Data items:

****

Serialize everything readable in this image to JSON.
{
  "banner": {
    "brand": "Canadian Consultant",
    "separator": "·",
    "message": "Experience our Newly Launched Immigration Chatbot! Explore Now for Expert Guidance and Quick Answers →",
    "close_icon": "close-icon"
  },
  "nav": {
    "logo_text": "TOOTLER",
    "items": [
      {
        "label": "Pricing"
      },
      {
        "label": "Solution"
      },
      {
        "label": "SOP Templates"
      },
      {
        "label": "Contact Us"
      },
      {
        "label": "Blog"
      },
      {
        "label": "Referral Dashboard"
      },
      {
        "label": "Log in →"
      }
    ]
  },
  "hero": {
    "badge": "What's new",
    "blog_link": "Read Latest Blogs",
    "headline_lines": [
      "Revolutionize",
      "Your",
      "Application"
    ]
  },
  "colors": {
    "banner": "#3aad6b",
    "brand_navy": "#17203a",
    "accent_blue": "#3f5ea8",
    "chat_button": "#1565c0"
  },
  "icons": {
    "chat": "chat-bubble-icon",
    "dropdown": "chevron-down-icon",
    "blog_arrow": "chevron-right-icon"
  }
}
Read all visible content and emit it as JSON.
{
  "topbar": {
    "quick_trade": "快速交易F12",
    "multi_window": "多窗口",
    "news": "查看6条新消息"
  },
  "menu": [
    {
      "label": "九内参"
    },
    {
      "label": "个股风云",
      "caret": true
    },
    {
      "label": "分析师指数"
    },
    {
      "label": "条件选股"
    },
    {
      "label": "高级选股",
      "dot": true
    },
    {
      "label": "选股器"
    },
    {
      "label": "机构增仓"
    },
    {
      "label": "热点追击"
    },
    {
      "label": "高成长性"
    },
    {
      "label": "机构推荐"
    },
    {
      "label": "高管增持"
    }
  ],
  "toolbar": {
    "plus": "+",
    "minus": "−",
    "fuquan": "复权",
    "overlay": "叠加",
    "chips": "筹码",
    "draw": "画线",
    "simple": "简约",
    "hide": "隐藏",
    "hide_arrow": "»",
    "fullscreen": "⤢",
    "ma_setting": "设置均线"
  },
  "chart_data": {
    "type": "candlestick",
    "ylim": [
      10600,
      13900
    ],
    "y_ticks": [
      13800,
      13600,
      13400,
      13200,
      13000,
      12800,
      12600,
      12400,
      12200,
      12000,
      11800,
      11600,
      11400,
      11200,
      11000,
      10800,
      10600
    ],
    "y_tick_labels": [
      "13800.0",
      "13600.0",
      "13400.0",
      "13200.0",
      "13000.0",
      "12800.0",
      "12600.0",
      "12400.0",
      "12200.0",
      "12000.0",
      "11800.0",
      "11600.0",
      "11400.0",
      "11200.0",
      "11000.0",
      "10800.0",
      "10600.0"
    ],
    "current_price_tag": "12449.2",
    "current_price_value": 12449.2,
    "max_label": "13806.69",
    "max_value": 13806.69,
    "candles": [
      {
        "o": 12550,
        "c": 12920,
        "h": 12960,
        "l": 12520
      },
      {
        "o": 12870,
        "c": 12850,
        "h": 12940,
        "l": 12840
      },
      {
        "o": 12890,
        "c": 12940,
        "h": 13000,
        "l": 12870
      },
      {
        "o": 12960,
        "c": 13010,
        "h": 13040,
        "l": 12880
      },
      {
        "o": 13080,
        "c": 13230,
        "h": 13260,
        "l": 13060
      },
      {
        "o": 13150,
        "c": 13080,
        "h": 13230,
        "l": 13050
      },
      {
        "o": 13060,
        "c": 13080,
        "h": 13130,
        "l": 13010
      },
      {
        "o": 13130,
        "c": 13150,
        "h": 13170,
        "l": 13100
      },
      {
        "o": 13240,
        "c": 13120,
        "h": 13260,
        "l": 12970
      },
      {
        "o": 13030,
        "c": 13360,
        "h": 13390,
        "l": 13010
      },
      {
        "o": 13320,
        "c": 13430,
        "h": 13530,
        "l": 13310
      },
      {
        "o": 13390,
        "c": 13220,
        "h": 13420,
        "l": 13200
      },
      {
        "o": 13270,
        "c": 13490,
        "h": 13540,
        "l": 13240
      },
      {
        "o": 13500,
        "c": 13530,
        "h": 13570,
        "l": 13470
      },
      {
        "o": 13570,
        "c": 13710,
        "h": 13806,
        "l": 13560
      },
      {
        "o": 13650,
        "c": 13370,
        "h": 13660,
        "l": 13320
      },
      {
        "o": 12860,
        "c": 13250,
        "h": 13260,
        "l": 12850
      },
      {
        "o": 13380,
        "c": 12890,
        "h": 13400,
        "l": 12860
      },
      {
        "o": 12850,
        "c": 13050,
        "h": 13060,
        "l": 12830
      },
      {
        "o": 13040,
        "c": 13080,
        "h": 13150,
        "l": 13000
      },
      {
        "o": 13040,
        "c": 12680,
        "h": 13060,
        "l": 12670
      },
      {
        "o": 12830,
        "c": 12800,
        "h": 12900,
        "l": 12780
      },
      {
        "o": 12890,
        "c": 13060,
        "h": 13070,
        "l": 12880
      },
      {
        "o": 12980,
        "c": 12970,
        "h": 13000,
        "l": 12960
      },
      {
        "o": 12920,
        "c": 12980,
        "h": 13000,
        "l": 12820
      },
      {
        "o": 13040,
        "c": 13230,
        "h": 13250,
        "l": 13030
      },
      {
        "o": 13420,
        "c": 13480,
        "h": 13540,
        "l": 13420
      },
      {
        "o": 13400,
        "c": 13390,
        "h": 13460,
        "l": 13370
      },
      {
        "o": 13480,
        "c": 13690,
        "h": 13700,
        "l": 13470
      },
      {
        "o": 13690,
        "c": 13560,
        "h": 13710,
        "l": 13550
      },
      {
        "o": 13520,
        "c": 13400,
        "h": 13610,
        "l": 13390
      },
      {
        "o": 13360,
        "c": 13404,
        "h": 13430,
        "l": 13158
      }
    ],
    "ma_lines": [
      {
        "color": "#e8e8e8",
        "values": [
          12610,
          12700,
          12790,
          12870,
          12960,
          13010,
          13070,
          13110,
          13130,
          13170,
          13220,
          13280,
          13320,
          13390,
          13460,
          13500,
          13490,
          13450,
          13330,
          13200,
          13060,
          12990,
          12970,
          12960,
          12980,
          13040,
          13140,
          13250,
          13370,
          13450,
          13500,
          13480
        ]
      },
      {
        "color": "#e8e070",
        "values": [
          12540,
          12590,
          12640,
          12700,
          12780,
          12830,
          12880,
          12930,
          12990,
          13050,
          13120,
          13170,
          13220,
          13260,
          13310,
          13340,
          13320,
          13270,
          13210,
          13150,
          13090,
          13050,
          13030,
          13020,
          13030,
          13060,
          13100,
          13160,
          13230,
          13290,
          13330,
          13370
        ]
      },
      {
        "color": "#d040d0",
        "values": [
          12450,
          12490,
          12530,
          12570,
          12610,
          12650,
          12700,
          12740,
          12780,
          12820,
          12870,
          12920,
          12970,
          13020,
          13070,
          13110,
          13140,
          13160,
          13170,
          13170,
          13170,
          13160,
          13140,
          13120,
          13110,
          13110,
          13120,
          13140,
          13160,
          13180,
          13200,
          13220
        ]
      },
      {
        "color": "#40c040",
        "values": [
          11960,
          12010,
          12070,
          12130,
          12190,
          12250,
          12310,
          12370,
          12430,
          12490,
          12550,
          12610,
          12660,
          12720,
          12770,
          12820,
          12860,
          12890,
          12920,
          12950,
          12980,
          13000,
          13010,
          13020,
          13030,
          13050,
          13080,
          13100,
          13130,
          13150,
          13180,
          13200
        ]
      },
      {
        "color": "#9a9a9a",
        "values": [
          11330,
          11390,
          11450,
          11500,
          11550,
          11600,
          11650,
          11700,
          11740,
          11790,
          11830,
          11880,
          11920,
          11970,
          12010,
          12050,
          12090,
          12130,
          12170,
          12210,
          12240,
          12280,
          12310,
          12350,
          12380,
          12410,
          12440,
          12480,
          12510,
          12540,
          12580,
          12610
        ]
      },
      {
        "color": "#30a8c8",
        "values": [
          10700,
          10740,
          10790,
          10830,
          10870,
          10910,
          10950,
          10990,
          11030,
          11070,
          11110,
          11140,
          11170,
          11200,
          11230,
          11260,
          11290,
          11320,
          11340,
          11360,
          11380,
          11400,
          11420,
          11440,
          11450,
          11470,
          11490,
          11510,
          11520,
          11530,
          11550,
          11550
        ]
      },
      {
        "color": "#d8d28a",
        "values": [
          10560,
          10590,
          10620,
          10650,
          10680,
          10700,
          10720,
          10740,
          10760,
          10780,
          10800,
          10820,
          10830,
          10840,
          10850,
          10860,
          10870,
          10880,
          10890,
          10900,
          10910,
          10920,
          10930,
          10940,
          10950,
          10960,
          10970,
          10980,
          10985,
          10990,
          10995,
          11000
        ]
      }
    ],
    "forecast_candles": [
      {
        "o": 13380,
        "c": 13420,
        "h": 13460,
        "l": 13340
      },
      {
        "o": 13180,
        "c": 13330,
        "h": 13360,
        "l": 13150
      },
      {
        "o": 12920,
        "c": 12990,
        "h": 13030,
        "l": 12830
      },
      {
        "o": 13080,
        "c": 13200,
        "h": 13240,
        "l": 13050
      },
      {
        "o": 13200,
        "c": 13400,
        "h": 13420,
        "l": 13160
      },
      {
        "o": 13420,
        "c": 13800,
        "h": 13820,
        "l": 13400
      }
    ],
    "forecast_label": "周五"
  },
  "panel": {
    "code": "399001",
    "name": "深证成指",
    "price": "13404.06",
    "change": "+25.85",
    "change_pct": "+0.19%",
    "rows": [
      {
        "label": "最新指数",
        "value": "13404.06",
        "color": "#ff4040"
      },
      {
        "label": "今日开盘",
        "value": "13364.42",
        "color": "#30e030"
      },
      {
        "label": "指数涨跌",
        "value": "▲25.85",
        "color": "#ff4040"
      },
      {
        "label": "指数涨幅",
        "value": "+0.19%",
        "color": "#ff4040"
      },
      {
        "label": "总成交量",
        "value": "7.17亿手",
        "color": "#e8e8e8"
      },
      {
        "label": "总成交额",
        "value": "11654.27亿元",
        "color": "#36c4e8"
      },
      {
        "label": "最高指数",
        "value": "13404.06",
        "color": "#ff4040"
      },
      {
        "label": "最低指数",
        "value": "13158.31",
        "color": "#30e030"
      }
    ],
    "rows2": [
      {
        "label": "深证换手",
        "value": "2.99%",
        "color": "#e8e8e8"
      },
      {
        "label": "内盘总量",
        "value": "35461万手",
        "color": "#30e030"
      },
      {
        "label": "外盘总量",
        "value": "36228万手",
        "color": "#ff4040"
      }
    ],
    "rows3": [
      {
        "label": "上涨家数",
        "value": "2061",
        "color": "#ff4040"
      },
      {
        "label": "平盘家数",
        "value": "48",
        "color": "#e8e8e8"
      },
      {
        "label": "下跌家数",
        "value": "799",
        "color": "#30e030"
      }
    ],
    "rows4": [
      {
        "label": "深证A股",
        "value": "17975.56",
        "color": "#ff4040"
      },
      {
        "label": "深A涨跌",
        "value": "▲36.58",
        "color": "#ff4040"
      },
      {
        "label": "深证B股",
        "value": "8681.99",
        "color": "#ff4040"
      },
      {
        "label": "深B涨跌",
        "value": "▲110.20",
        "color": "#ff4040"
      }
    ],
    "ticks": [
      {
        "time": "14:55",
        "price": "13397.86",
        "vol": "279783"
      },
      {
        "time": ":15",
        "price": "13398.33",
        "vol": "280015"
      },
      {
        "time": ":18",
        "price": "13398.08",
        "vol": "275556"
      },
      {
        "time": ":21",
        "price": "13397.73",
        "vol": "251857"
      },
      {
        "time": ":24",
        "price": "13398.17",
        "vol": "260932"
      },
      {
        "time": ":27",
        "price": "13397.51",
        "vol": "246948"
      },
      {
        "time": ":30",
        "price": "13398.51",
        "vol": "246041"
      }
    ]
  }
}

****

Pull out each line of the records holding the string "JSON".

Serialize everything readable in this image to JSON.
Read all visible content and emit it as JSON.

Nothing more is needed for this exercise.